• REQUIRED WORK: Which lines include the word "Upgrade"? Copy each of them.

• Collected data:
START

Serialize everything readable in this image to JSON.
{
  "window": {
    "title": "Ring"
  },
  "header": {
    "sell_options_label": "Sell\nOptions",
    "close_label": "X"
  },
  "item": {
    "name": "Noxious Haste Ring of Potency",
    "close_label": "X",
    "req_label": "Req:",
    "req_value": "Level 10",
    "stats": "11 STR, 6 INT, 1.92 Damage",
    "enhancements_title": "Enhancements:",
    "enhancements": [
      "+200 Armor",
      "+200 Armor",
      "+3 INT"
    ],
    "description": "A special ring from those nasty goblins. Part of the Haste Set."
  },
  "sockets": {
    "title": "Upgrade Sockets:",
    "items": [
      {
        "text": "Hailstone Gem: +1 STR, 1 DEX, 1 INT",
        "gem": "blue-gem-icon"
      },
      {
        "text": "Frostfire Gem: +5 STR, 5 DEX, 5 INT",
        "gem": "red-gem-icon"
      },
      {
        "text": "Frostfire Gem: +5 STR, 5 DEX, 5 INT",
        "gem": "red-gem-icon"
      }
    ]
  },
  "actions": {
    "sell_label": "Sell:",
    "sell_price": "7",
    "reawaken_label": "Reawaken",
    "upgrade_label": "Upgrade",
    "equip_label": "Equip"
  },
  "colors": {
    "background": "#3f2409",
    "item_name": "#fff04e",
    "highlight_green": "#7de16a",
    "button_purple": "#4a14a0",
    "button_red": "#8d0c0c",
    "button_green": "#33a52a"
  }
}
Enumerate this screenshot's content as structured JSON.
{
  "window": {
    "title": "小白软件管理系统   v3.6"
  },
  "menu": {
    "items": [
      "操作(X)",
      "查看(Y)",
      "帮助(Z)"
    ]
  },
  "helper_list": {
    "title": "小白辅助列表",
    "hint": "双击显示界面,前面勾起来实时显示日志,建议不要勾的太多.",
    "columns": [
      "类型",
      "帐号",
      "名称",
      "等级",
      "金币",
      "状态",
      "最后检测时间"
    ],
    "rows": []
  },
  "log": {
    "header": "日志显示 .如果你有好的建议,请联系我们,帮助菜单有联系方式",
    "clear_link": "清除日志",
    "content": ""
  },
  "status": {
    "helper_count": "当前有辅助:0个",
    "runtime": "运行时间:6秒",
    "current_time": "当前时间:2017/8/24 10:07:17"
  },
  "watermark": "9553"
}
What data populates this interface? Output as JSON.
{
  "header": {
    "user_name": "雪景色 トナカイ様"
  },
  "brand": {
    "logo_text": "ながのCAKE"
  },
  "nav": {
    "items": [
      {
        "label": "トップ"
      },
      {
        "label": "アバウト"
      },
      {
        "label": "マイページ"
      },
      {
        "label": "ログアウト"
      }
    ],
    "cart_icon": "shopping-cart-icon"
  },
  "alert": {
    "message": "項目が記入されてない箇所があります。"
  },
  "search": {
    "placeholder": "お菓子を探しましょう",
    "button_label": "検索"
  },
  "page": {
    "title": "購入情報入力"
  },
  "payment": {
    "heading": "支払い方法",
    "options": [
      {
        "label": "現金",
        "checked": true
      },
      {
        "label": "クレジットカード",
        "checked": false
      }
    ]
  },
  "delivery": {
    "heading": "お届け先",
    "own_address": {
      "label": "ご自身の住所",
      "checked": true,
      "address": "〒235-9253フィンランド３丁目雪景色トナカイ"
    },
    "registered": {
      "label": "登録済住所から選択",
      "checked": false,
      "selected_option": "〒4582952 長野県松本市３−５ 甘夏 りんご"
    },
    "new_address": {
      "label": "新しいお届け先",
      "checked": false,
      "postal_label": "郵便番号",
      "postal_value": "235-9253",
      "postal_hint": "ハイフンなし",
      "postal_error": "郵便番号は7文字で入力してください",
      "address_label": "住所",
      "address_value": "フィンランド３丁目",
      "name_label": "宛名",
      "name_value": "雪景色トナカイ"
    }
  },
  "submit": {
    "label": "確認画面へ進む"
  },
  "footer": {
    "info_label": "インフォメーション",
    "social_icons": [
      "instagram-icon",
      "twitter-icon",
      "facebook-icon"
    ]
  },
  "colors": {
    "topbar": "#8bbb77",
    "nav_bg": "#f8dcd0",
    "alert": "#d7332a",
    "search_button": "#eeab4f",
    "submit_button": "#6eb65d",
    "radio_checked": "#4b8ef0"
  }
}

END

• OUTPUT BELOW:
    "title": "Upgrade Sockets:",
    "upgrade_label": "Upgrade",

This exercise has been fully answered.